Extract to read:
------------
A veteran of TV,radio and many, many live performances, he can still talk the talk and ,very definitely, walk the walk.
John currently lives in the rural wilds of Essex and for relaxation likes to skydive without a parachute.
Shows
What you can expect from our shenanigans.
The Ballad of Brian Bird and John Ball
Protest, Skiffle and the Peasants’ Revolt
With songs, poems and texts, Face Furniture’s songwriter and poet Adrian May, with double-bassist Murray Griffin, present a tribute to the radical history of Colchester and England through the Reverend Brian Bird, who wrote a book on Skiffle music in the 50s and one on the 1381 Peasant's Revolt leader John Ball.
There is also reference to Sydney Carter (another religious protester, author of Lord of The Dance), who wrote a song about Ball and one about Beatnik Vicars. A Lonnie Donegan Gospel number gets an outing and modern evangelicals are teased!
As a member of the audience commented after the first performance (at the 2015 Essex Book Festival): 'Excellent evening last night (Sat 29 Mar) at the Minories. Making telling political points, reminding us of our heritage and prompting us to do something about it(?), together with good poetry & song ... are those songs going to get to cd?’
And as an elderly member of the same audience said: ‘I didn’t know I was going to a Rave-Up!’
Discovering England
Songs (and poems) taking a wry look at the idea of being English, as a way of respecting our Welsh, Scots and Irish (and other) neighbours, bigging up our humility and re-claiming love of place from the dumb xenophobes of the right …
As a devotee of English Music Hall, punk, English traditional folk music and multiculturalism that let’s you be yourself, Adrian, with his Face Furniture colleague double-bassist Murray Griffin, presents some ironic and serious takes on being English, where ‘Nobody hates the English (as much as they hate themselves)’!
The show will include reggae played on the uke, songs about landscape, longing, the Music Hall and a place where ‘There’s a kindness, a refuge, a welcome, a home/ That says we’re all one, so come on and join in …'
Discovering England will be the title of a new album by Face Furniture and the Extensions.
Comedy of Masculinity
Face Furniture’s first album (accompanying Adrian’s book of the same name) is a collection of songs (and poems) taking a wry look at ‘what it takes to be a man today’.
As writer Hilary Llewellyn Williams said: ‘the poems and songs contain Adrian’s trademark wit, sensitivity, humour and pathos.’
The theme is ‘explored from a wonderful variety of angles, personal and universal, anecdotal and mythical, comic, ironic, angry and sad, questioning and hopeful. These are big questions treated with a lightness of touch that never trivialises, holding a mirror up to both men and women, seriously funny, irreverently soulful. The style is self-deprectating, but this is important stuff … And, from a woman - highly recommended!’
Face Furniture have performed the show’s songs (and a few poems too) at the Essex Book Festival, in Arts Centres, folk clubs, to U3A groups and in village halls, with their full band, Face Furniture and the Extensions.
------------
Rows:
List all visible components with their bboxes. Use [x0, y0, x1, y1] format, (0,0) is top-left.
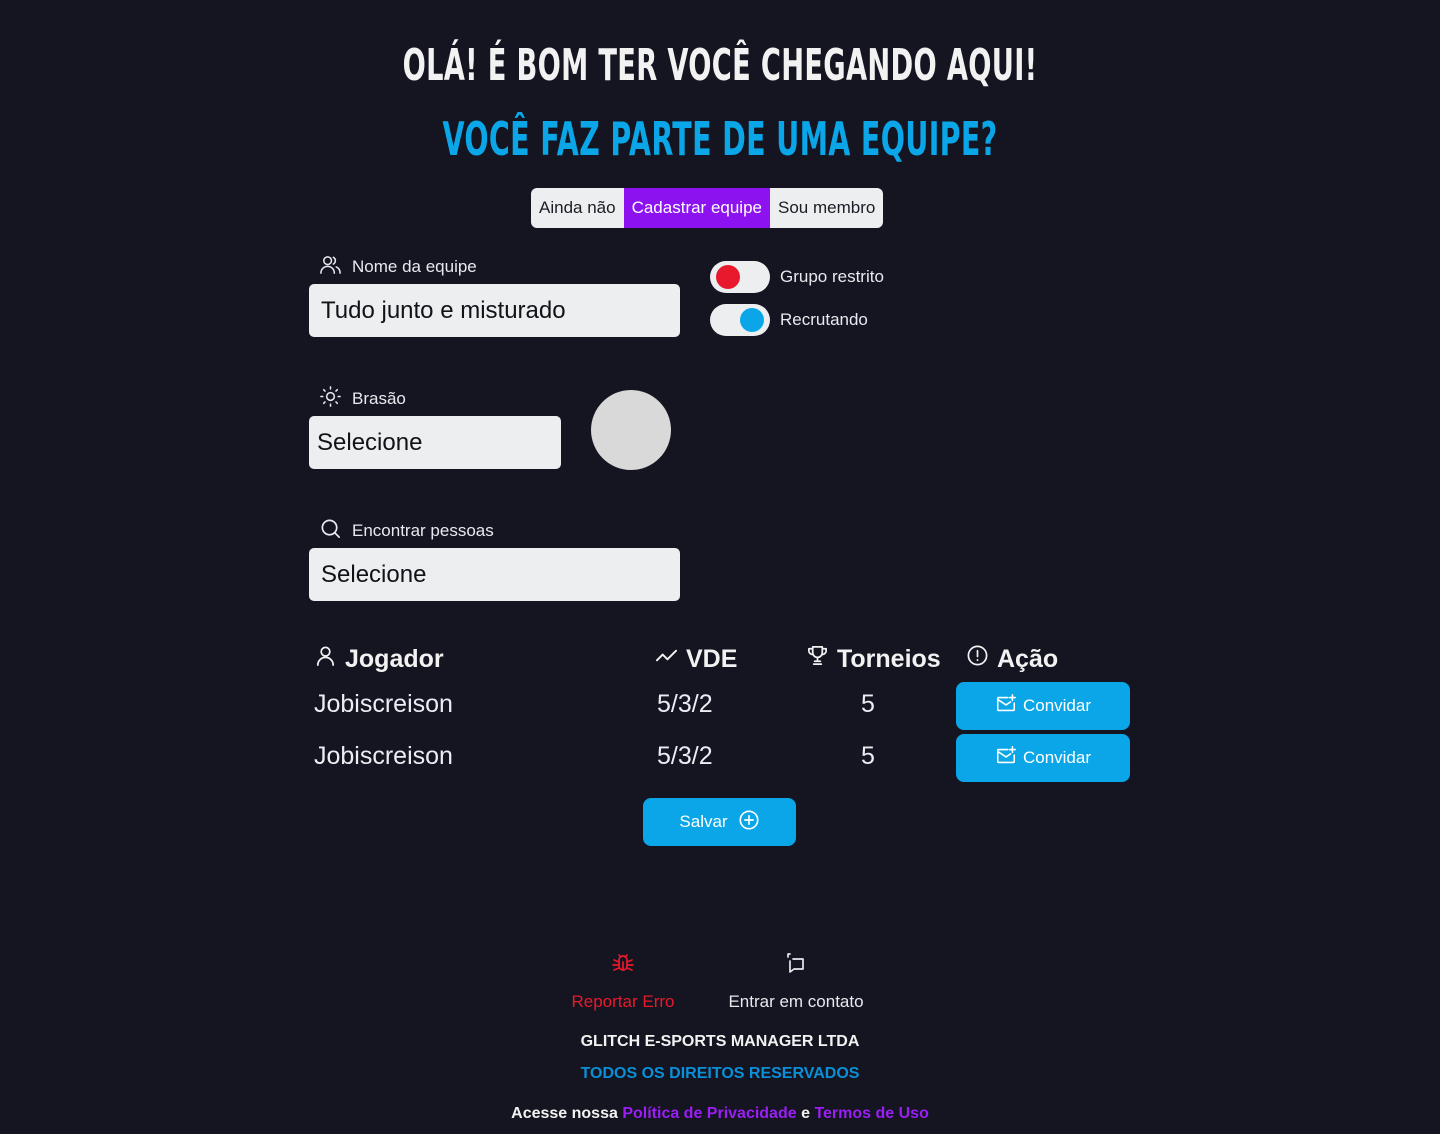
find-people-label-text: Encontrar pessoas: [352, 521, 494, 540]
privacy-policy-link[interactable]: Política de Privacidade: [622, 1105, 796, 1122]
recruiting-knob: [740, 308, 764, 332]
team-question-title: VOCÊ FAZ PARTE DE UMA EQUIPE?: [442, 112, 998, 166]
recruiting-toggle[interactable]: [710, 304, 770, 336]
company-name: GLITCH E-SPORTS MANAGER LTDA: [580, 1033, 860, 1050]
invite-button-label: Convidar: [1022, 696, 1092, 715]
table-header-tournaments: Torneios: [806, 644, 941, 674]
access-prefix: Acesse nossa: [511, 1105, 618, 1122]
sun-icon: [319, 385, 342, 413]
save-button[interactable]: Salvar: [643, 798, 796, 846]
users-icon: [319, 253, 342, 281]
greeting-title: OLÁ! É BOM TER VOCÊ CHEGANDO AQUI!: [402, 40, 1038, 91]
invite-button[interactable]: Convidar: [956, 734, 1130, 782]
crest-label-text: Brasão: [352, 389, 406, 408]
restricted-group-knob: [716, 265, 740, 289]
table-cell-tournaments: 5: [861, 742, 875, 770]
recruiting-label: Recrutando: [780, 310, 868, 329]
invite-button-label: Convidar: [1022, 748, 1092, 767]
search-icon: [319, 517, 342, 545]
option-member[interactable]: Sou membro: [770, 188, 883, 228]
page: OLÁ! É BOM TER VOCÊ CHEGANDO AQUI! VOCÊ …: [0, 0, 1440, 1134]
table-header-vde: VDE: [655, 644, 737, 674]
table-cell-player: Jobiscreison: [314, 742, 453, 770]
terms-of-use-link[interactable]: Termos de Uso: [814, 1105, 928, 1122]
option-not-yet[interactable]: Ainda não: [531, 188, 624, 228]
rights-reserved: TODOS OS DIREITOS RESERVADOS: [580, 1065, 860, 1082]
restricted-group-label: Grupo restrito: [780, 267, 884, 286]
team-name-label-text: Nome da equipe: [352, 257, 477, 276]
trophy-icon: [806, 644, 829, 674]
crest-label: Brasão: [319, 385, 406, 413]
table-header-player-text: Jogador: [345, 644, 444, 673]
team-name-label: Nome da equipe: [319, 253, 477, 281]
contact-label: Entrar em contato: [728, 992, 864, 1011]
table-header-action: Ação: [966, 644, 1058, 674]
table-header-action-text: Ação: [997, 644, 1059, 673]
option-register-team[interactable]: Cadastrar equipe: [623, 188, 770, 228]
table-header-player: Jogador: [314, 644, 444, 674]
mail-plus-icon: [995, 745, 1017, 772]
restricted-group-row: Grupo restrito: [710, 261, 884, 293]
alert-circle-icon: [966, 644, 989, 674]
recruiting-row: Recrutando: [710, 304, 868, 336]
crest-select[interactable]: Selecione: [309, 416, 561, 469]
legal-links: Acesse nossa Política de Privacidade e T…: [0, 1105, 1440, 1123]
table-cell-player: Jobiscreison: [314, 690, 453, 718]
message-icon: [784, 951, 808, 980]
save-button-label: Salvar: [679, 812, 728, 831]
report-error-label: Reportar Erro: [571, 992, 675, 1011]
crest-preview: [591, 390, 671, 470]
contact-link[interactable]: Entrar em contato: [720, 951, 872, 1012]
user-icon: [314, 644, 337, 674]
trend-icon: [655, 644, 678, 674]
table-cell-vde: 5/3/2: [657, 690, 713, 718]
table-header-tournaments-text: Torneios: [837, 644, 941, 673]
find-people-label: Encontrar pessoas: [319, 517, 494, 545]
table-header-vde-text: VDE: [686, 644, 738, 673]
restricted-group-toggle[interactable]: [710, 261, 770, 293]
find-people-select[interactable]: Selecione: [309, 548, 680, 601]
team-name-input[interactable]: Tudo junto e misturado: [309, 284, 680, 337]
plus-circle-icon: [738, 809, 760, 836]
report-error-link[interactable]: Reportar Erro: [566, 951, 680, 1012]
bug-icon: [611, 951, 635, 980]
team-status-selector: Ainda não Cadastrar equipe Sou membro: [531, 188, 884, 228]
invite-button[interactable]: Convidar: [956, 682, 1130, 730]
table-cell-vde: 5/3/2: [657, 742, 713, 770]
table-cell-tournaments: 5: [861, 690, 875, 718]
------------
Tasks to complete:
1 – Pull out each line of the listing that contains the word "Política". Upper and lower case must match.
2 – Please pick up the piece on Face Furniture's shows after its final sentence and carry it further.

Responses to the tasks:
1 –
privacy-policy-link[interactable]: Política de Privacidade: [622, 1105, 796, 1122]
legal-links: Acesse nossa Política de Privacidade e T…: [0, 1105, 1440, 1123]

2 –
21st Century Music Hall
Described as ‘21st Century Music Hall, Face Furniture’s more general gigs (with or without the Extensions) comprise songs from their shows, plus some others from Adrian’s past experience as a songwriter/ performer, both solo and with bands such as Sporing Chickens (where he was the main lyricist) and the Essex traditional folk band Potiphar’s Apprentices.
Old a new songs are presented with their characteristic wit, verve and musical flair, accompanied by Murray Griffin’s double-bass and Adrian’s ukes and guitars.
As song-poet Martin Newell said in his weekly column for the East Anglian Daily Times:
'The mixture of toughness, tenderness and Formby-esque music-hall humour was more like an early Boots-era Ian Dury gig than anything I’d experienced in recent years. I was profoundly glad I attended.’
Tracks
Have a listen to our tracks on Soundcloud.
Reviews
Surprising nice things people said about us.
Sons and fathers stumble towards each other in the dark saying, who the hell are you? – Dr Adrian May, Essex balladeer
There exists a new crisis, apparently, concerning of all things our “lost masculinity”. The Chief Scout, Bear Grylls, is to present a TV programme on this subject.
The hessian press have been wringing their hands over the matter for some years now, while the tweedier media merely yell, “Man up!” and grumble about our depleted armed forces.
Read Review
This is a review of a CD and a book, although there’s no particular reason to stop there.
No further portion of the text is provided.